_Work to be completed_: Give an exact copy of every line, leaving images out.

Saved data entries:
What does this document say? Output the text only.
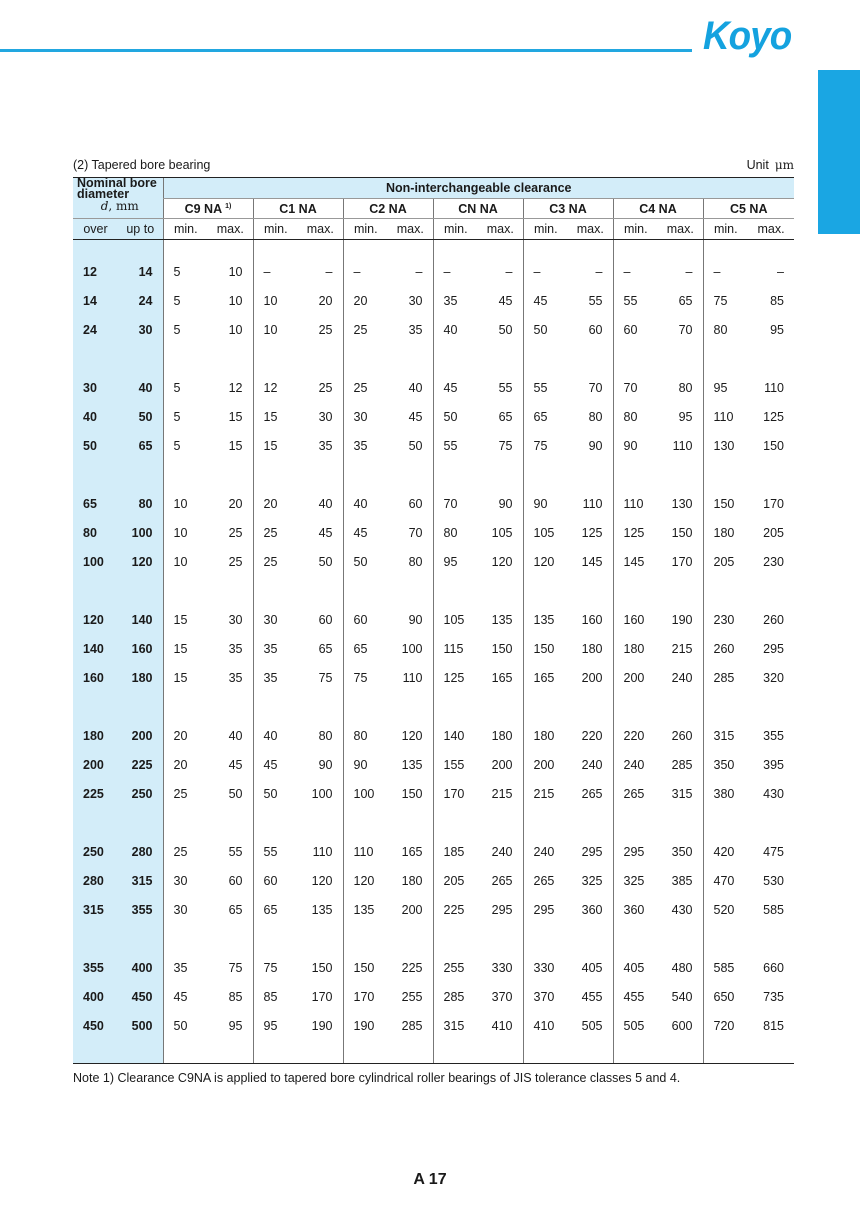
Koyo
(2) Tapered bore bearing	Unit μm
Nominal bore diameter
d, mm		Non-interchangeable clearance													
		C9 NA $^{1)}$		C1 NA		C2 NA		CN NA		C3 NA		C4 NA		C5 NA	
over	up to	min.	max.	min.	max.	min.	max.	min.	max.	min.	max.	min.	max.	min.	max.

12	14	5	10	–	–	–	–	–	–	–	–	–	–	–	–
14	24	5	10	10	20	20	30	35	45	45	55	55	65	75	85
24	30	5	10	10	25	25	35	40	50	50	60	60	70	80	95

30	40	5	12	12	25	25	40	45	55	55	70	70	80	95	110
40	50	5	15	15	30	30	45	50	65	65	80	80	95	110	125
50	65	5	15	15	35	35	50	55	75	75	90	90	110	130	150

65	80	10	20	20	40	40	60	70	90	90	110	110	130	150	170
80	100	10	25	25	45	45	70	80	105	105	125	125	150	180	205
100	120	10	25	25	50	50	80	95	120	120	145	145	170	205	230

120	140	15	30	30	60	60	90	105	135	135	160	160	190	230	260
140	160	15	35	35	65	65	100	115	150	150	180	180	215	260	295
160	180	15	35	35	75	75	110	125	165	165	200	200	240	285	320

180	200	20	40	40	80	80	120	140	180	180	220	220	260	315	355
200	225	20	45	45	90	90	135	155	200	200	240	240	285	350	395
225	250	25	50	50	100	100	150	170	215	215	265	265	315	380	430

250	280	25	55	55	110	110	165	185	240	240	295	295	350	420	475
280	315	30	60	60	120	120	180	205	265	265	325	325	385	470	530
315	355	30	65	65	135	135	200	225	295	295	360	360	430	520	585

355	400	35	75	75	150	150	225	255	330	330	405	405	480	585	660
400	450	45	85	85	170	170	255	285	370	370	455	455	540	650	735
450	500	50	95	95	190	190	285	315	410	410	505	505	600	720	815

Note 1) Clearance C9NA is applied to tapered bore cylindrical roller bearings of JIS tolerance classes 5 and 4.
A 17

_Output for this task_:
What does this document say? Output the text only.
Koyo
(2) Tapered bore bearing	Unit μm
Nominal bore diameter
d, mm		Non-interchangeable clearance													
		C9 NA $^{1)}$		C1 NA		C2 NA		CN NA		C3 NA		C4 NA		C5 NA	
over	up to	min.	max.	min.	max.	min.	max.	min.	max.	min.	max.	min.	max.	min.	max.

12	14	5	10	–	–	–	–	–	–	–	–	–	–	–	–
14	24	5	10	10	20	20	30	35	45	45	55	55	65	75	85
24	30	5	10	10	25	25	35	40	50	50	60	60	70	80	95

30	40	5	12	12	25	25	40	45	55	55	70	70	80	95	110
40	50	5	15	15	30	30	45	50	65	65	80	80	95	110	125
50	65	5	15	15	35	35	50	55	75	75	90	90	110	130	150

65	80	10	20	20	40	40	60	70	90	90	110	110	130	150	170
80	100	10	25	25	45	45	70	80	105	105	125	125	150	180	205
100	120	10	25	25	50	50	80	95	120	120	145	145	170	205	230

120	140	15	30	30	60	60	90	105	135	135	160	160	190	230	260
140	160	15	35	35	65	65	100	115	150	150	180	180	215	260	295
160	180	15	35	35	75	75	110	125	165	165	200	200	240	285	320

180	200	20	40	40	80	80	120	140	180	180	220	220	260	315	355
200	225	20	45	45	90	90	135	155	200	200	240	240	285	350	395
225	250	25	50	50	100	100	150	170	215	215	265	265	315	380	430

250	280	25	55	55	110	110	165	185	240	240	295	295	350	420	475
280	315	30	60	60	120	120	180	205	265	265	325	325	385	470	530
315	355	30	65	65	135	135	200	225	295	295	360	360	430	520	585

355	400	35	75	75	150	150	225	255	330	330	405	405	480	585	660
400	450	45	85	85	170	170	255	285	370	370	455	455	540	650	735
450	500	50	95	95	190	190	285	315	410	410	505	505	600	720	815

Note 1) Clearance C9NA is applied to tapered bore cylindrical roller bearings of JIS tolerance classes 5 and 4.
A 17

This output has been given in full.